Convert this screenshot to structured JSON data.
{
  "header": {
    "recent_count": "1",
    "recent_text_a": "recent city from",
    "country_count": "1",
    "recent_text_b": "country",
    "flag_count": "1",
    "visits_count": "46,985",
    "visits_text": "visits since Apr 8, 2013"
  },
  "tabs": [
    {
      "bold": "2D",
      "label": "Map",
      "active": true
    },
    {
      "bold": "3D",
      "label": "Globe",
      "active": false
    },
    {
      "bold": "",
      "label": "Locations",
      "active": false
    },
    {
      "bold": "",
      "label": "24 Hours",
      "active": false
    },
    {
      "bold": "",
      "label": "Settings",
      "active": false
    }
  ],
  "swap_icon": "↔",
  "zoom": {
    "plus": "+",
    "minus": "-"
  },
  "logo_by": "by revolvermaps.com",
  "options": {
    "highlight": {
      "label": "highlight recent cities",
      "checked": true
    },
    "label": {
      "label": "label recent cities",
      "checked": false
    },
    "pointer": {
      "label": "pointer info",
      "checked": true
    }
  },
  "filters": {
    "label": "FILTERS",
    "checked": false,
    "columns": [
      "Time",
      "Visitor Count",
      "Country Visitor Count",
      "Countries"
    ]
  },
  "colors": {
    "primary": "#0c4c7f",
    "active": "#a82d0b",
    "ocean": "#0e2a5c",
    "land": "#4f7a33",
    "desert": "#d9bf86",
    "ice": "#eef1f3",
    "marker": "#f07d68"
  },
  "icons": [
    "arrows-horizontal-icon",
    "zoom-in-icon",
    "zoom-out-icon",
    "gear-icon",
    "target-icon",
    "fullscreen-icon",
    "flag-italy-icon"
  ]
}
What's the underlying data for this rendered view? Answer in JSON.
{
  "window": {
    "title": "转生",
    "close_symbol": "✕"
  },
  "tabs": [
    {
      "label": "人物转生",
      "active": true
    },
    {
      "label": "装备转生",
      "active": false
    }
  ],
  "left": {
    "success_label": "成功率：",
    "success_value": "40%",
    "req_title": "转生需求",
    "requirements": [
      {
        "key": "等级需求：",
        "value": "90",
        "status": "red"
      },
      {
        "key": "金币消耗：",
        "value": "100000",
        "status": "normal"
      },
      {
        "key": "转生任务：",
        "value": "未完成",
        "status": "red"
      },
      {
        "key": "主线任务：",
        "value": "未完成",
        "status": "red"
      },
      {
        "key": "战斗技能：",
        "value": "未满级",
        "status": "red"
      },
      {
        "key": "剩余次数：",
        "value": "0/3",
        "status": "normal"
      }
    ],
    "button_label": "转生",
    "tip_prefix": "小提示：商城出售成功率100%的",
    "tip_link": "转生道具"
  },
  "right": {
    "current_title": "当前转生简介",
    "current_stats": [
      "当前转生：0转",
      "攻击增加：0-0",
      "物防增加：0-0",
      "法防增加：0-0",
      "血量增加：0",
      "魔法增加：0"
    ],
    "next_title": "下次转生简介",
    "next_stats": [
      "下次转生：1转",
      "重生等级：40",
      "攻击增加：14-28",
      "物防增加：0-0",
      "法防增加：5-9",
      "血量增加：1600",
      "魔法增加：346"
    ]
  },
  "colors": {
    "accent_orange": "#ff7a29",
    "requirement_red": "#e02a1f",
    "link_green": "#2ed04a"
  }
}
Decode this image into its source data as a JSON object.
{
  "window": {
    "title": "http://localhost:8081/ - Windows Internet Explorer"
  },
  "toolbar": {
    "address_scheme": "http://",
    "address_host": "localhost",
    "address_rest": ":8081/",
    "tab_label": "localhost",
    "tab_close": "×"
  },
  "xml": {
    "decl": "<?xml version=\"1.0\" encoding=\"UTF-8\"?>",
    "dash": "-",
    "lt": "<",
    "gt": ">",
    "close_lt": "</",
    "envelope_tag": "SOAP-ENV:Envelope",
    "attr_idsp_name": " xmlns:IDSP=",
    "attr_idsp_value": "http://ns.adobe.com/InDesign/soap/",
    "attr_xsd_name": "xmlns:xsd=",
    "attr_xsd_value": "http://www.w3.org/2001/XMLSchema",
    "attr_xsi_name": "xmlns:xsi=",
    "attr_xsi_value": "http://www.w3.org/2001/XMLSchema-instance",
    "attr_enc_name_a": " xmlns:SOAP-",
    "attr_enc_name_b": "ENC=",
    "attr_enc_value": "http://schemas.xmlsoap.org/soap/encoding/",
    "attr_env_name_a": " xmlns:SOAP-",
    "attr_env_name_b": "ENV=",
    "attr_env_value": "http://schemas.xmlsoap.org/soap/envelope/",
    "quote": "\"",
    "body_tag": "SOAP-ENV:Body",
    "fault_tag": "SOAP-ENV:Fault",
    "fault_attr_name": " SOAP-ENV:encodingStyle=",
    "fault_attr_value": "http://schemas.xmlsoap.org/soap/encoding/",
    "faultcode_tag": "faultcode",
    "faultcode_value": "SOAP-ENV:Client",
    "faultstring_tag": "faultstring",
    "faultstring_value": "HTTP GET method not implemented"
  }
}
_ _ _
What this task involves: Each record should come back exactly as written.

Written response:
Convert this screenshot to structured JSON data.
{
  "header": {
    "recent_count": "1",
    "recent_text_a": "recent city from",
    "country_count": "1",
    "recent_text_b": "country",
    "flag_count": "1",
    "visits_count": "46,985",
    "visits_text": "visits since Apr 8, 2013"
  },
  "tabs": [
    {
      "bold": "2D",
      "label": "Map",
      "active": true
    },
    {
      "bold": "3D",
      "label": "Globe",
      "active": false
    },
    {
      "bold": "",
      "label": "Locations",
      "active": false
    },
    {
      "bold": "",
      "label": "24 Hours",
      "active": false
    },
    {
      "bold": "",
      "label": "Settings",
      "active": false
    }
  ],
  "swap_icon": "↔",
  "zoom": {
    "plus": "+",
    "minus": "-"
  },
  "logo_by": "by revolvermaps.com",
  "options": {
    "highlight": {
      "label": "highlight recent cities",
      "checked": true
    },
    "label": {
      "label": "label recent cities",
      "checked": false
    },
    "pointer": {
      "label": "pointer info",
      "checked": true
    }
  },
  "filters": {
    "label": "FILTERS",
    "checked": false,
    "columns": [
      "Time",
      "Visitor Count",
      "Country Visitor Count",
      "Countries"
    ]
  },
  "colors": {
    "primary": "#0c4c7f",
    "active": "#a82d0b",
    "ocean": "#0e2a5c",
    "land": "#4f7a33",
    "desert": "#d9bf86",
    "ice": "#eef1f3",
    "marker": "#f07d68"
  },
  "icons": [
    "arrows-horizontal-icon",
    "zoom-in-icon",
    "zoom-out-icon",
    "gear-icon",
    "target-icon",
    "fullscreen-icon",
    "flag-italy-icon"
  ]
}
What's the underlying data for this rendered view? Answer in JSON.
{
  "window": {
    "title": "转生",
    "close_symbol": "✕"
  },
  "tabs": [
    {
      "label": "人物转生",
      "active": true
    },
    {
      "label": "装备转生",
      "active": false
    }
  ],
  "left": {
    "success_label": "成功率：",
    "success_value": "40%",
    "req_title": "转生需求",
    "requirements": [
      {
        "key": "等级需求：",
        "value": "90",
        "status": "red"
      },
      {
        "key": "金币消耗：",
        "value": "100000",
        "status": "normal"
      },
      {
        "key": "转生任务：",
        "value": "未完成",
        "status": "red"
      },
      {
        "key": "主线任务：",
        "value": "未完成",
        "status": "red"
      },
      {
        "key": "战斗技能：",
        "value": "未满级",
        "status": "red"
      },
      {
        "key": "剩余次数：",
        "value": "0/3",
        "status": "normal"
      }
    ],
    "button_label": "转生",
    "tip_prefix": "小提示：商城出售成功率100%的",
    "tip_link": "转生道具"
  },
  "right": {
    "current_title": "当前转生简介",
    "current_stats": [
      "当前转生：0转",
      "攻击增加：0-0",
      "物防增加：0-0",
      "法防增加：0-0",
      "血量增加：0",
      "魔法增加：0"
    ],
    "next_title": "下次转生简介",
    "next_stats": [
      "下次转生：1转",
      "重生等级：40",
      "攻击增加：14-28",
      "物防增加：0-0",
      "法防增加：5-9",
      "血量增加：1600",
      "魔法增加：346"
    ]
  },
  "colors": {
    "accent_orange": "#ff7a29",
    "requirement_red": "#e02a1f",
    "link_green": "#2ed04a"
  }
}
Decode this image into its source data as a JSON object.
{
  "window": {
    "title": "http://localhost:8081/ - Windows Internet Explorer"
  },
  "toolbar": {
    "address_scheme": "http://",
    "address_host": "localhost",
    "address_rest": ":8081/",
    "tab_label": "localhost",
    "tab_close": "×"
  },
  "xml": {
    "decl": "<?xml version=\"1.0\" encoding=\"UTF-8\"?>",
    "dash": "-",
    "lt": "<",
    "gt": ">",
    "close_lt": "</",
    "envelope_tag": "SOAP-ENV:Envelope",
    "attr_idsp_name": " xmlns:IDSP=",
    "attr_idsp_value": "http://ns.adobe.com/InDesign/soap/",
    "attr_xsd_name": "xmlns:xsd=",
    "attr_xsd_value": "http://www.w3.org/2001/XMLSchema",
    "attr_xsi_name": "xmlns:xsi=",
    "attr_xsi_value": "http://www.w3.org/2001/XMLSchema-instance",
    "attr_enc_name_a": " xmlns:SOAP-",
    "attr_enc_name_b": "ENC=",
    "attr_enc_value": "http://schemas.xmlsoap.org/soap/encoding/",
    "attr_env_name_a": " xmlns:SOAP-",
    "attr_env_name_b": "ENV=",
    "attr_env_value": "http://schemas.xmlsoap.org/soap/envelope/",
    "quote": "\"",
    "body_tag": "SOAP-ENV:Body",
    "fault_tag": "SOAP-ENV:Fault",
    "fault_attr_name": " SOAP-ENV:encodingStyle=",
    "fault_attr_value": "http://schemas.xmlsoap.org/soap/encoding/",
    "faultcode_tag": "faultcode",
    "faultcode_value": "SOAP-ENV:Client",
    "faultstring_tag": "faultstring",
    "faultstring_value": "HTTP GET method not implemented"
  }
}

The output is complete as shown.